__Listing__:
========================================================================

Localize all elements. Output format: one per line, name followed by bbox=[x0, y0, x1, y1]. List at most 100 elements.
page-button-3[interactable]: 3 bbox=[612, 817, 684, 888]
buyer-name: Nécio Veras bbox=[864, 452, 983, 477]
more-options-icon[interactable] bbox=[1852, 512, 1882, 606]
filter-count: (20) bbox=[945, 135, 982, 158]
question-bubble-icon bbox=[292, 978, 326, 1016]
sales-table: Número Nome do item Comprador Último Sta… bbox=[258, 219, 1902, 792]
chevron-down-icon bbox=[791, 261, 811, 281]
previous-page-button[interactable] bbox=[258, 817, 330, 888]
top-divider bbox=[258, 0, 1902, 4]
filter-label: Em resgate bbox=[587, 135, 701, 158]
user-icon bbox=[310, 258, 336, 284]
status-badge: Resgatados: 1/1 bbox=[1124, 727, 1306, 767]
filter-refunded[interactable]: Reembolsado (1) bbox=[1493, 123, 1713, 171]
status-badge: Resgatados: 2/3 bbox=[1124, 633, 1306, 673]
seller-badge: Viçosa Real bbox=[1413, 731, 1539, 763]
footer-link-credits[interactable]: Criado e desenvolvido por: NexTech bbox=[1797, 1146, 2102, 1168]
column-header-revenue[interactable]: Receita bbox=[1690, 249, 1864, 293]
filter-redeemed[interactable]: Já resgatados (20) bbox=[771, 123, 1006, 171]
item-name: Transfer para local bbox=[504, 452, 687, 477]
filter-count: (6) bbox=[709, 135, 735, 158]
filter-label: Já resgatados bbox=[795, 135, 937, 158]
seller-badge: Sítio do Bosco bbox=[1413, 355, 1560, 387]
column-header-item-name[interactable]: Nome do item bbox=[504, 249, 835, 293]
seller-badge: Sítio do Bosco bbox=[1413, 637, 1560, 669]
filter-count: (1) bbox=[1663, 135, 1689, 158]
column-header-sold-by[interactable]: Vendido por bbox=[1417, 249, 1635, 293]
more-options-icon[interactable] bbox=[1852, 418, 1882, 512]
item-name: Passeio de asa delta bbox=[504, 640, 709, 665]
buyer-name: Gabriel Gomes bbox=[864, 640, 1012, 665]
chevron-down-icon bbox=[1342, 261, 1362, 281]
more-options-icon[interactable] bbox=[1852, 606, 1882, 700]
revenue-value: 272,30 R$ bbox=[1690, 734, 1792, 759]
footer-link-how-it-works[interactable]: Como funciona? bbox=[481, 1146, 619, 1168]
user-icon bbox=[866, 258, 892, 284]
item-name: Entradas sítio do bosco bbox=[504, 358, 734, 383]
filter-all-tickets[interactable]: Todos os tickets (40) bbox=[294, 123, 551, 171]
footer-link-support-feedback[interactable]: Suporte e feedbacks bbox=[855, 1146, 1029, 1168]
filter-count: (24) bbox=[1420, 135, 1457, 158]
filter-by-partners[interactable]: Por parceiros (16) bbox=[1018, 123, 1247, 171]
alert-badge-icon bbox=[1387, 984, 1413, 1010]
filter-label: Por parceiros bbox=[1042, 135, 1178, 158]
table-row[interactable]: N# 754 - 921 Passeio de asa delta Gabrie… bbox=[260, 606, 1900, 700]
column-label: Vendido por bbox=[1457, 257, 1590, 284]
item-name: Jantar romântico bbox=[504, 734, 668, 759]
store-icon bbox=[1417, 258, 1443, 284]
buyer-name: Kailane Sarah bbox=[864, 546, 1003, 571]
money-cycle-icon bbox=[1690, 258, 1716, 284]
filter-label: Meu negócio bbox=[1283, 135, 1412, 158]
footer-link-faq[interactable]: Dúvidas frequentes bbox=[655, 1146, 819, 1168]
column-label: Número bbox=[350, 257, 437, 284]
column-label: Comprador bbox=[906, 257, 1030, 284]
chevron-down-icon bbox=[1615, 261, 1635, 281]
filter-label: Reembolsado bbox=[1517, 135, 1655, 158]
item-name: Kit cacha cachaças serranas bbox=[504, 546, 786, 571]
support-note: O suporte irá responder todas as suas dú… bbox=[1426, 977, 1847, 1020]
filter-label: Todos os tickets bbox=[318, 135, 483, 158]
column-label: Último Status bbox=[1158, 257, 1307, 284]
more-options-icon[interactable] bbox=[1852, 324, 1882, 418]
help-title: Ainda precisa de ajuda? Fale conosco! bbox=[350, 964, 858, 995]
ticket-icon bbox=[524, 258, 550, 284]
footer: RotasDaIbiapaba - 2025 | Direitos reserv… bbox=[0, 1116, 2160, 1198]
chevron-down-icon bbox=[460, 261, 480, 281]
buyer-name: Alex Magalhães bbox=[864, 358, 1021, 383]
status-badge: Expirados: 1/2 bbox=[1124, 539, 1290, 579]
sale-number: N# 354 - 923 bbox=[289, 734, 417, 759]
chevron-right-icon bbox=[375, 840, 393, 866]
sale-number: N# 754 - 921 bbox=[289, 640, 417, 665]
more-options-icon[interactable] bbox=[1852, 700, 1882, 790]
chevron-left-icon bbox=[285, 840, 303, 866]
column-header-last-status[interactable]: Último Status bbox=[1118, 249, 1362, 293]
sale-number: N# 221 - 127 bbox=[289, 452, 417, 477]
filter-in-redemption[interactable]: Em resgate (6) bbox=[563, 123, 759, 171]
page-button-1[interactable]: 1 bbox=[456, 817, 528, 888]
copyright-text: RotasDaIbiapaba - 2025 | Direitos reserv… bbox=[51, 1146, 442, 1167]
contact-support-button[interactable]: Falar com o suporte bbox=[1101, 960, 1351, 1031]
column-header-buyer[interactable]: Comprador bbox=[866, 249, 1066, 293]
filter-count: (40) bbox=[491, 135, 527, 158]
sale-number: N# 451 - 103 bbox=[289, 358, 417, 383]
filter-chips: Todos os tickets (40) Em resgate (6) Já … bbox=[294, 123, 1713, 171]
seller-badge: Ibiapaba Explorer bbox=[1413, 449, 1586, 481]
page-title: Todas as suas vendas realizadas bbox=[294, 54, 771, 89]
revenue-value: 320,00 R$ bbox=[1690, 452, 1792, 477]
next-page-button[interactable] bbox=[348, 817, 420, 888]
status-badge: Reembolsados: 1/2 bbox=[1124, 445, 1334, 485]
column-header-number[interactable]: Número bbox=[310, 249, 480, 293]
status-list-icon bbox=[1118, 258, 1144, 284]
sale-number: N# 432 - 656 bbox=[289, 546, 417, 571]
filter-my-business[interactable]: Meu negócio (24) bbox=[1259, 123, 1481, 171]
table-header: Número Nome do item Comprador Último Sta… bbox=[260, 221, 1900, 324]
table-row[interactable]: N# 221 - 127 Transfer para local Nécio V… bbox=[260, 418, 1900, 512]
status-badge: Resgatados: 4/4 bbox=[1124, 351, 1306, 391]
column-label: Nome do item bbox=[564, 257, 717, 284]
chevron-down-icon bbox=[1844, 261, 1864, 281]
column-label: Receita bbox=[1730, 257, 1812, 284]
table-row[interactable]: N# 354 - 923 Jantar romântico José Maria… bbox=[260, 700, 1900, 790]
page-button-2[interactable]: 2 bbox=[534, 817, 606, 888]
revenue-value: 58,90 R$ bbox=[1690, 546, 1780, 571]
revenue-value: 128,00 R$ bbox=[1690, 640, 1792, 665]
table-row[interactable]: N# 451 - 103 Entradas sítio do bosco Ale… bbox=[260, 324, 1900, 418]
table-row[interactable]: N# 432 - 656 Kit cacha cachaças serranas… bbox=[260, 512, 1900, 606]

========================================================================

__What the exercise asks__:
List every line of the listing above that contains the string "revenue".

__Solved problem__:
column-header-revenue[interactable]: Receita bbox=[1690, 249, 1864, 293]
revenue-value: 272,30 R$ bbox=[1690, 734, 1792, 759]
revenue-value: 320,00 R$ bbox=[1690, 452, 1792, 477]
revenue-value: 58,90 R$ bbox=[1690, 546, 1780, 571]
revenue-value: 128,00 R$ bbox=[1690, 640, 1792, 665]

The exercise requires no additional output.